**Challenge**.
From the records below, give the number of lines that contain the string "oder", without any other text.
## Begin Provided material
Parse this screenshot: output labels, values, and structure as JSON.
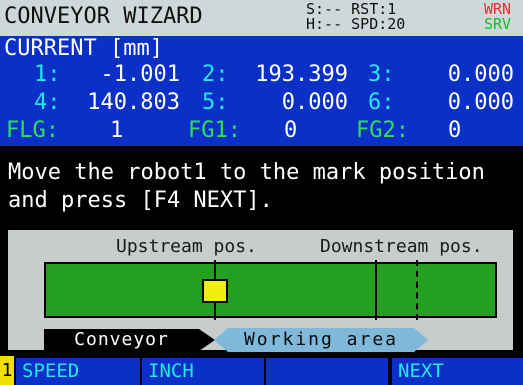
{
  "title": "CONVEYOR WIZARD",
  "status": {
    "line1": "S:-- RST:1",
    "line2": "H:-- SPD:20",
    "badge_top": "WRN",
    "badge_bottom": "SRV"
  },
  "current": {
    "header": "CURRENT [mm]",
    "axes": [
      {
        "label": "1:",
        "value": "-1.001"
      },
      {
        "label": "2:",
        "value": "193.399"
      },
      {
        "label": "3:",
        "value": "0.000"
      },
      {
        "label": "4:",
        "value": "140.803"
      },
      {
        "label": "5:",
        "value": "0.000"
      },
      {
        "label": "6:",
        "value": "0.000"
      }
    ],
    "flags": [
      {
        "label": "FLG:",
        "value": "1"
      },
      {
        "label": "FG1:",
        "value": "0"
      },
      {
        "label": "FG2:",
        "value": "0"
      }
    ]
  },
  "message": {
    "line1": "Move the robot1 to the mark position",
    "line2": "and press [F4 NEXT]."
  },
  "diagram": {
    "upstream": "Upstream pos.",
    "downstream": "Downstream pos.",
    "conveyor": "Conveyor",
    "working_area": "Working area"
  },
  "fkeys": {
    "page_number": "1",
    "keys": [
      "SPEED",
      "INCH",
      "",
      "",
      "NEXT"
    ]
  },
  "colors": {
    "title_bg": "#cfd8d8",
    "panel_bg": "#0a30c8",
    "axis_label": "#22e8e8",
    "flag_label": "#30e050",
    "belt": "#23a020",
    "mark": "#f0f010",
    "working_area": "#7fb8d8"
  }
}
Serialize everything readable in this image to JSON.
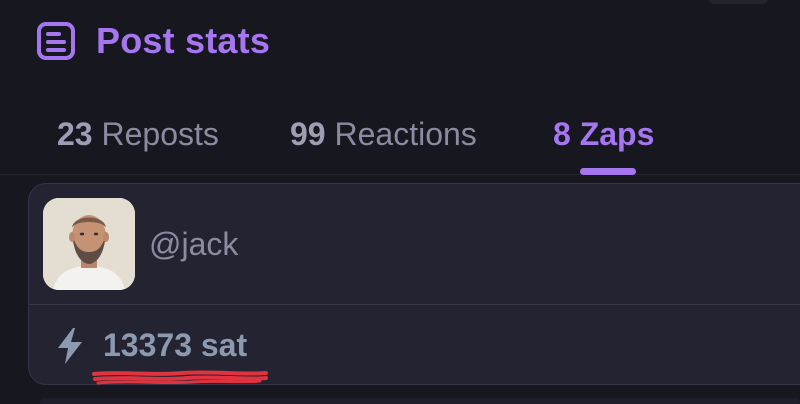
{
  "header": {
    "title": "Post stats",
    "icon": "document-icon",
    "accent_color": "#a576f0"
  },
  "tabs": [
    {
      "count": "23",
      "label": "Reposts",
      "active": false
    },
    {
      "count": "99",
      "label": "Reactions",
      "active": false
    },
    {
      "count": "8",
      "label": "Zaps",
      "active": true
    }
  ],
  "zap": {
    "username": "@jack",
    "amount": "13373 sat",
    "icon": "lightning-icon"
  },
  "annotation": {
    "color": "#e0333f"
  }
}
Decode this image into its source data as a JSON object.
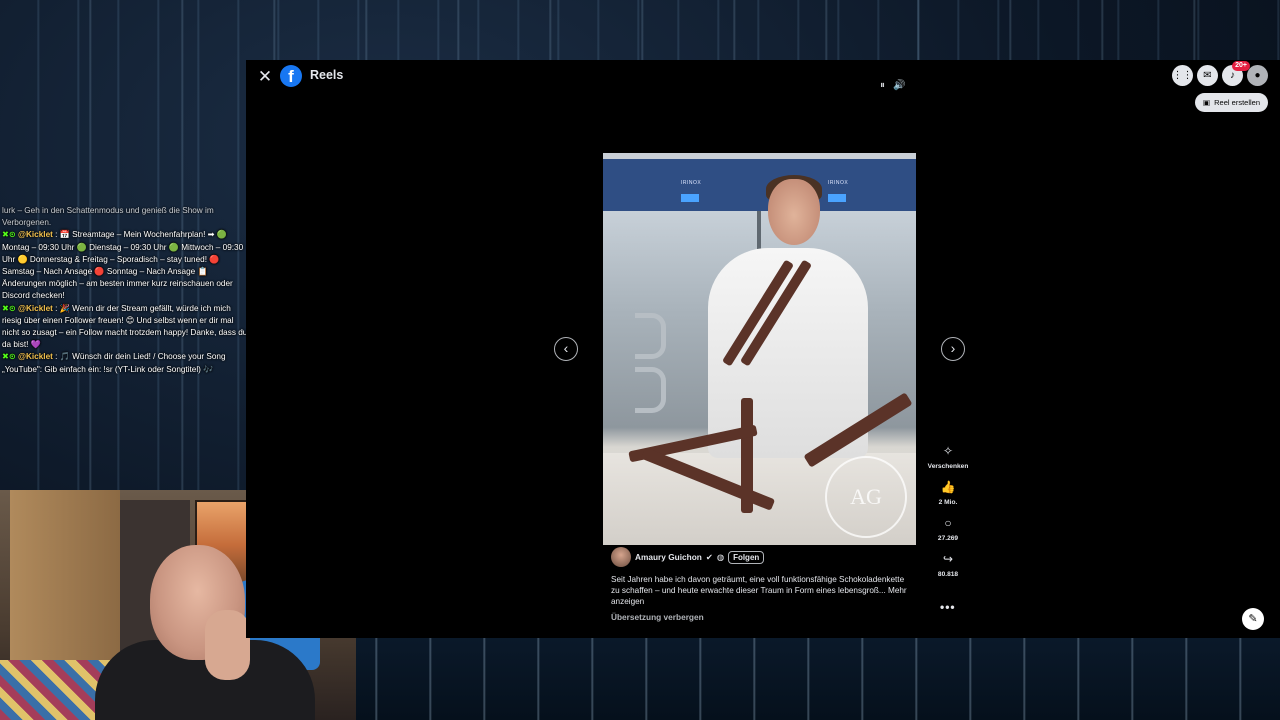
{
  "chat": {
    "lines": [
      {
        "text": "lurk – Geh in den Schattenmodus und genieß die Show im Verborgenen."
      },
      {
        "badge": "✖⊙",
        "name": "@Kicklet",
        "text": ": 📅 Streamtage – Mein Wochenfahrplan! ➡ 🟢 Montag – 09:30 Uhr 🟢 Dienstag – 09:30 Uhr 🟢 Mittwoch – 09:30 Uhr 🟡 Donnerstag & Freitag – Sporadisch – stay tuned! 🔴 Samstag – Nach Ansage 🔴 Sonntag – Nach Ansage 📋 Änderungen möglich – am besten immer kurz reinschauen oder Discord checken!"
      },
      {
        "badge": "✖⊙",
        "name": "@Kicklet",
        "text": ": 🎉 Wenn dir der Stream gefällt, würde ich mich riesig über einen Follower freuen! 😊 Und selbst wenn er dir mal nicht so zusagt – ein Follow macht trotzdem happy! Danke, dass du da bist! 💜"
      },
      {
        "badge": "✖⊙",
        "name": "@Kicklet",
        "text": ": 🎵 Wünsch dir dein Lied! / Choose your Song „YouTube\": Gib einfach ein: !sr (YT-Link oder Songtitel) 🎶"
      }
    ]
  },
  "fb": {
    "title": "Reels",
    "logo": "f",
    "close_icon": "close-icon",
    "pause_glyph": "⏸",
    "volume_glyph": "🔊",
    "header_icons": [
      "grid-menu-icon",
      "messenger-icon",
      "bell-icon",
      "account-avatar"
    ],
    "notifications_badge": "20+",
    "reel_create_label": "Reel erstellen",
    "prev_glyph": "‹",
    "next_glyph": "›"
  },
  "video": {
    "brand_left": "IRINOX",
    "brand_right": "IRINOX",
    "stamp": "AG"
  },
  "reel": {
    "author": "Amaury Guichon",
    "verified_glyph": "✔",
    "follow_label": "Folgen",
    "caption": "Seit Jahren habe ich davon geträumt, eine voll funktionsfähige Schokoladenkette zu schaffen – und heute erwachte dieser Traum in Form eines lebensgroß... Mehr anzeigen",
    "translation_toggle": "Übersetzung verbergen"
  },
  "actions": {
    "gift_label": "Verschenken",
    "like_count": "2 Mio.",
    "comment_count": "27.269",
    "share_count": "80.818",
    "more_glyph": "•••"
  }
}
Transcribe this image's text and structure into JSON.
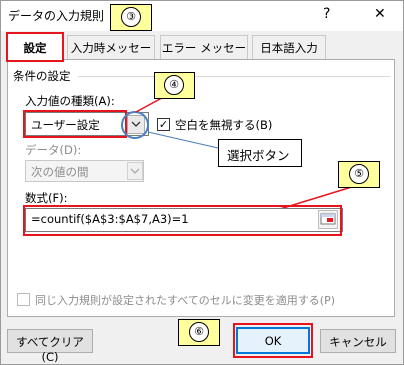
{
  "window": {
    "title": "データの入力規則",
    "help": "?",
    "close": "✕"
  },
  "tabs": [
    {
      "label": "設定",
      "active": true
    },
    {
      "label": "入力時メッセージ",
      "active": false
    },
    {
      "label": "エラー メッセージ",
      "active": false
    },
    {
      "label": "日本語入力",
      "active": false
    }
  ],
  "criteria": {
    "group_label": "条件の設定",
    "allow_label": "入力値の種類(A):",
    "allow_value": "ユーザー設定",
    "ignore_blank_label": "空白を無視する(B)",
    "ignore_blank_checked": true,
    "data_label": "データ(D):",
    "data_value": "次の値の間",
    "formula_label": "数式(F):",
    "formula_value": "=countif($A$3:$A$7,A3)=1"
  },
  "apply_all_label": "同じ入力規則が設定されたすべてのセルに変更を適用する(P)",
  "buttons": {
    "clear_all": "すべてクリア(C)",
    "ok": "OK",
    "cancel": "キャンセル"
  },
  "annotations": {
    "step3": "③",
    "step4": "④",
    "step5": "⑤",
    "step6": "⑥",
    "callout_text": "選択ボタン"
  },
  "colors": {
    "highlight_red": "#e5141d",
    "circle_blue": "#4a7fc1",
    "callout_yellow": "#ffff9e"
  }
}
## End Provided material
**Expected output**.
2